| Selected text |
Why Math & Literacy?

Our “Fixed Mindset” towards Mathematics

The term “growth mindset” has become a buzzword in educational psychology over the past decade. First coined by Carol Dweck in 2007, a “growth mindset” is an attitude and perspective towards education guided by the belief that intelligence, abilities, and talents are not innate, but can be developed and strengthened over time. Dweck contrasts the growth mindset with the “fixed” mindset, or guiding belief that intelligence and ultimate capabilities are set in stone and can never really be changed. Importantly, students, teachers, and parents can choose to change their mindsets at any point in life with reflection, guidance, and an openness to change.

There is perhaps no subject discussed more often in terms of reflecting “fixed mindsets” than mathematics. Adults and children tend to think of and describe themselves as either “good” or “bad” at math. Their ‘enjoyment’ of the subject is also often tied up in their black-or-white perception of their math abilities. These negative beliefs become even more dangerous when coupled with existent negative stereotypes that suggest that people of certain identities (particularly racial minorities and women) have inherently less capability and intelligence.

| Raw records |
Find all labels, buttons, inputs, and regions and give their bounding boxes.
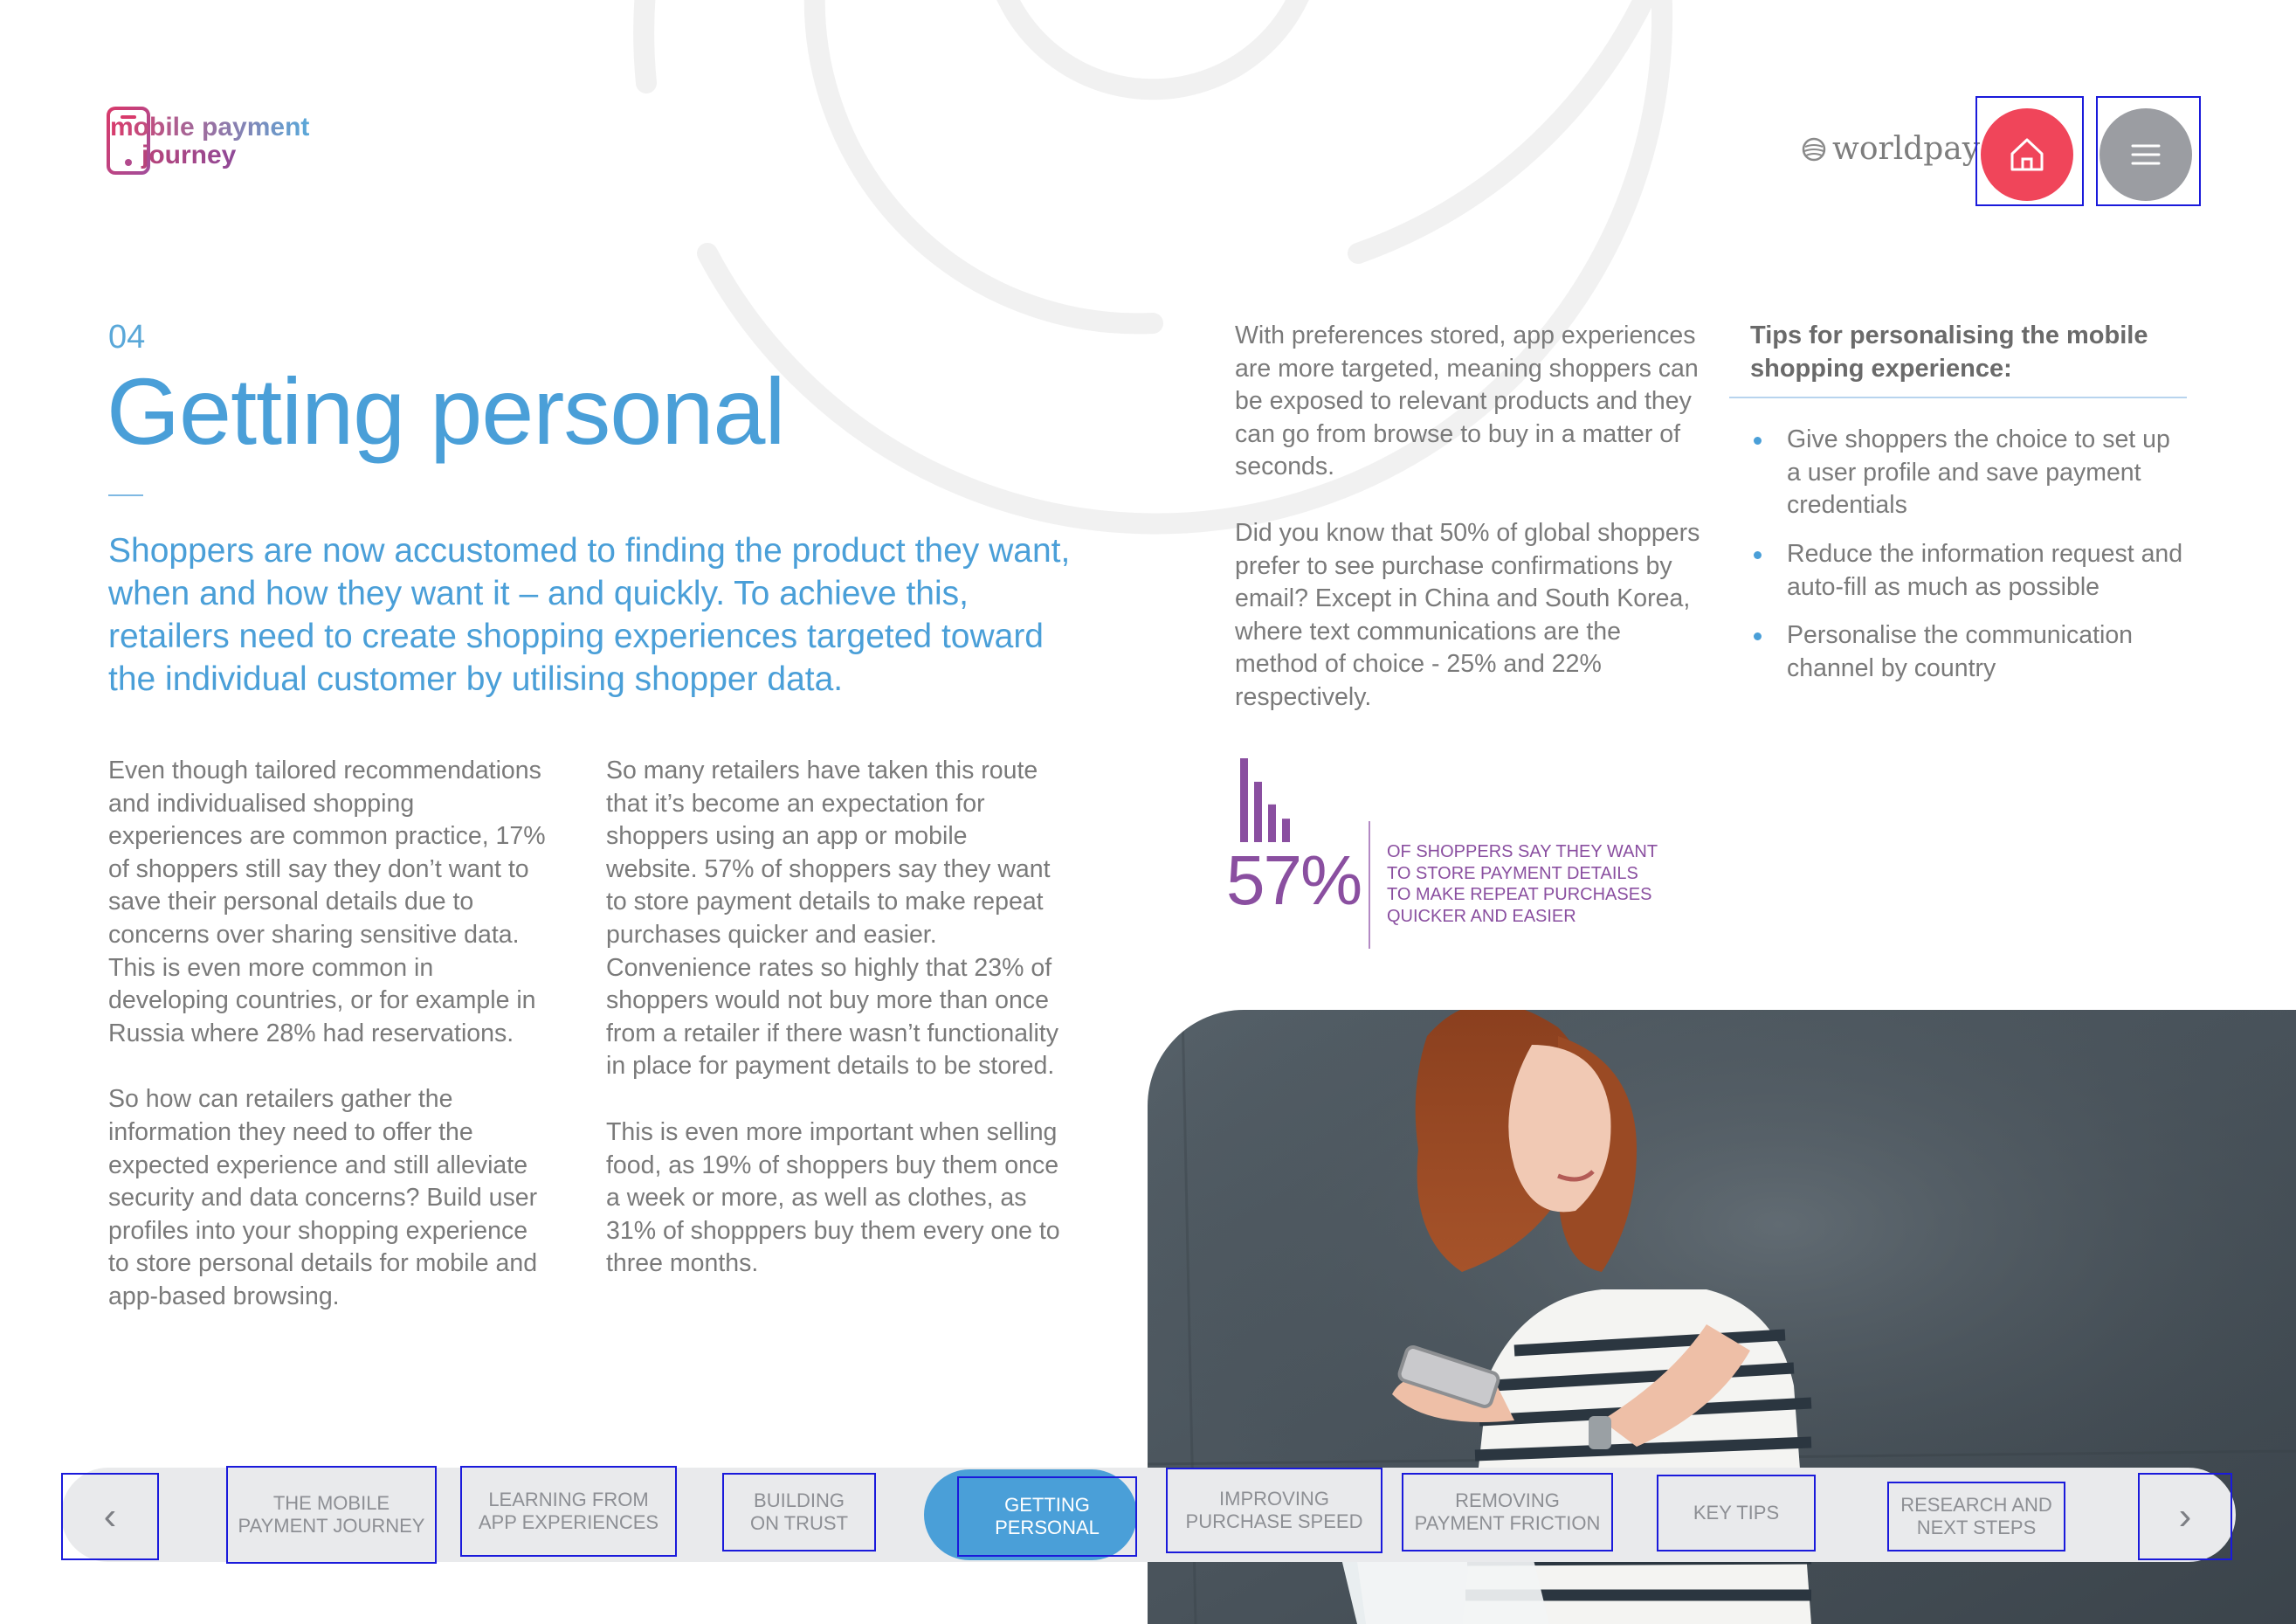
- tip-text: Personalise the communication channel by country: [1787, 621, 2134, 682]
- title-divider: [108, 494, 143, 496]
- nav-item-research-and-next-steps[interactable]: [1887, 1482, 2065, 1551]
- body-column-1: [108, 755, 554, 1347]
- tips-heading: Tips for personalising the mobile shopping experience:: [1750, 321, 2148, 383]
- nav-item-learning-from-app-experiences[interactable]: [460, 1466, 677, 1557]
- body-paragraph: Even though tailored recommendations and individualised shopping experiences are common practice, 17% of shoppers still say they don’t want to save their personal details due to concerns over sharing sensitive data. This is even more common in developing countries, or for example in Russia where 28% had reservations.: [108, 757, 546, 1047]
- bullet-icon: [1754, 551, 1762, 559]
- stat-value: 57%: [1226, 841, 1362, 919]
- logo-wordmark: [110, 114, 309, 169]
- body-paragraph: So how can retailers gather the information they need to offer the expected experience and still alleviate security and data concerns? Build user profiles into your shopping experience to store personal details for mobile and app-based browsing.: [108, 1085, 538, 1310]
- tip-item: [1750, 424, 2183, 522]
- body-column-3: [1235, 320, 1706, 748]
- tip-item: [1750, 619, 2183, 685]
- nav-item-removing-payment-friction[interactable]: [1402, 1473, 1613, 1551]
- nav-item-label: LEARNING FROM APP EXPERIENCES: [478, 1489, 659, 1533]
- body-paragraph: Did you know that 50% of global shoppers prefer to see purchase confirmations by email? Except in China and South Korea, where text communications are the method of choice - 25% and 22% respectively.: [1235, 518, 1700, 711]
- nav-item-improving-purchase-speed[interactable]: [1166, 1468, 1382, 1553]
- stat-divider: [1369, 821, 1370, 949]
- worldpay-logo: [1801, 131, 1980, 167]
- section-number: 04: [108, 319, 146, 356]
- logo-line-1: mobile payment: [110, 113, 310, 142]
- hamburger-menu-icon: [2099, 108, 2192, 201]
- body-paragraph: This is even more important when selling food, as 19% of shoppers buy them once a week or more, as well as clothes, as 31% of shopppers buy them every one to three months.: [606, 1117, 1060, 1278]
- bullet-icon: [1754, 632, 1762, 640]
- page-title: Getting personal: [107, 358, 785, 464]
- nav-item-label: THE MOBILE PAYMENT JOURNEY: [238, 1492, 425, 1537]
- nav-item-label: IMPROVING PURCHASE SPEED: [1185, 1488, 1363, 1532]
- stat-icon-bar: [1268, 805, 1276, 842]
- tips-panel: [1750, 320, 2183, 701]
- stat-caption: OF SHOPPERS SAY THEY WANT TO STORE PAYMENT DETAILS TO MAKE REPEAT PURCHASES QUICKER AND EASIER: [1387, 842, 1658, 926]
- bullet-icon: [1754, 437, 1762, 445]
- nav-item-label: RESEARCH AND NEXT STEPS: [1900, 1494, 2052, 1538]
- stat-icon-bar: [1240, 758, 1248, 842]
- chevron-left-icon: ‹: [103, 1495, 117, 1538]
- tip-text: Reduce the information request and auto-fill as much as possible: [1787, 539, 2183, 601]
- nav-item-building-on-trust[interactable]: [722, 1473, 876, 1551]
- worldpay-wordmark: worldpay: [1832, 131, 1981, 167]
- nav-item-key-tips[interactable]: [1657, 1475, 1816, 1551]
- body-column-2: [606, 755, 1060, 1314]
- worldpay-globe-icon: [1801, 136, 1827, 162]
- tip-item: [1750, 538, 2183, 604]
- nav-item-the-mobile-payment-journey[interactable]: [226, 1466, 437, 1564]
- tip-text: Give shoppers the choice to set up a user profile and save payment credentials: [1787, 425, 2170, 520]
- body-paragraph: With preferences stored, app experiences are more targeted, meaning shoppers can be exposed to relevant products and they can go from browse to buy in a matter of seconds.: [1235, 321, 1699, 481]
- nav-item-getting-personal[interactable]: [957, 1476, 1137, 1557]
- body-paragraph: So many retailers have taken this route that it’s become an expectation for shoppers using an app or mobile website. 57% of shoppers say they want to store payment details to make repeat purchases quicker and easier. Convenience rates so highly that 23% of shoppers would not buy more than once from a retailer if there wasn’t functionality in place for payment details to be stored.: [606, 757, 1058, 1081]
- menu-button[interactable]: [2096, 96, 2201, 206]
- intro-paragraph: Shoppers are now accustomed to finding the product they want, when and how they want it – and quickly. To achieve this, retailers need to create shopping experiences targeted toward the individual customer by utilising shopper data.: [108, 532, 1071, 698]
- home-button[interactable]: [1975, 96, 2084, 206]
- previous-chapter-button[interactable]: [61, 1473, 159, 1560]
- tips-list: [1750, 424, 2183, 685]
- stat-icon-bar: [1282, 819, 1290, 842]
- home-icon: [1981, 108, 2073, 201]
- nav-item-label: BUILDING ON TRUST: [749, 1489, 849, 1534]
- bar-chart-icon: [1238, 755, 1300, 842]
- logo-line-2: journey: [110, 142, 309, 169]
- nav-item-label: GETTING PERSONAL: [995, 1494, 1100, 1538]
- nav-item-label: REMOVING PAYMENT FRICTION: [1414, 1489, 1601, 1534]
- tips-divider: [1729, 397, 2187, 398]
- next-chapter-button[interactable]: [2138, 1473, 2232, 1560]
- nav-item-label: KEY TIPS: [1693, 1502, 1780, 1524]
- chevron-right-icon: ›: [2178, 1495, 2192, 1538]
- mobile-payment-journey-logo[interactable]: [107, 107, 316, 178]
- stat-icon-bar: [1254, 782, 1262, 842]
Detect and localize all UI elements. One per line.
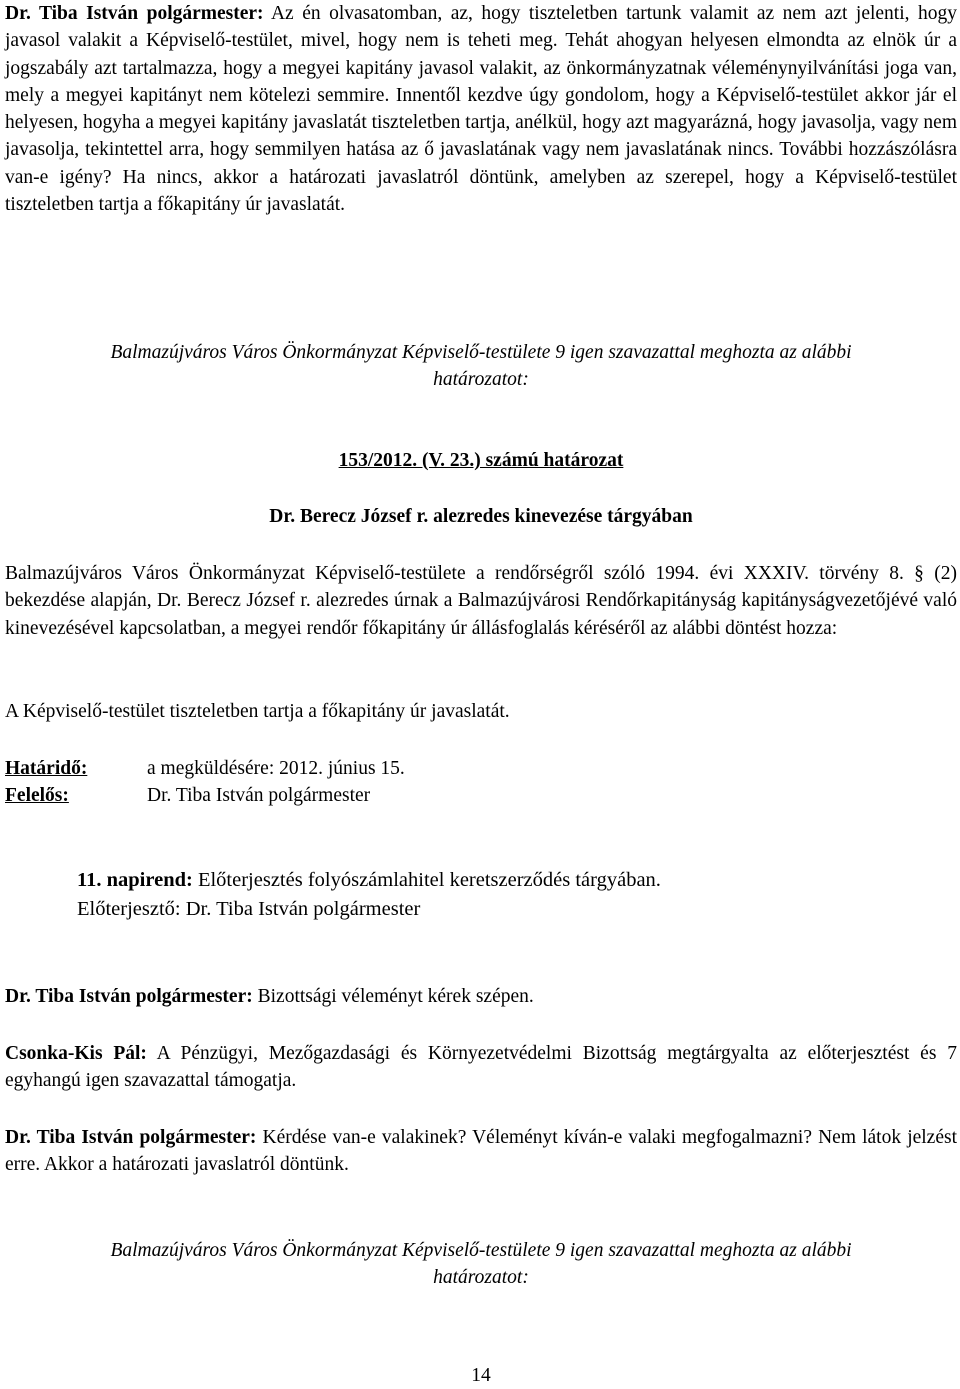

| Task requirements |
According to the passage on math mindsets, who first coined the term "growth mindset"? You can ignore the lines; they are not needed.

| Problem solution |
Carol Dweck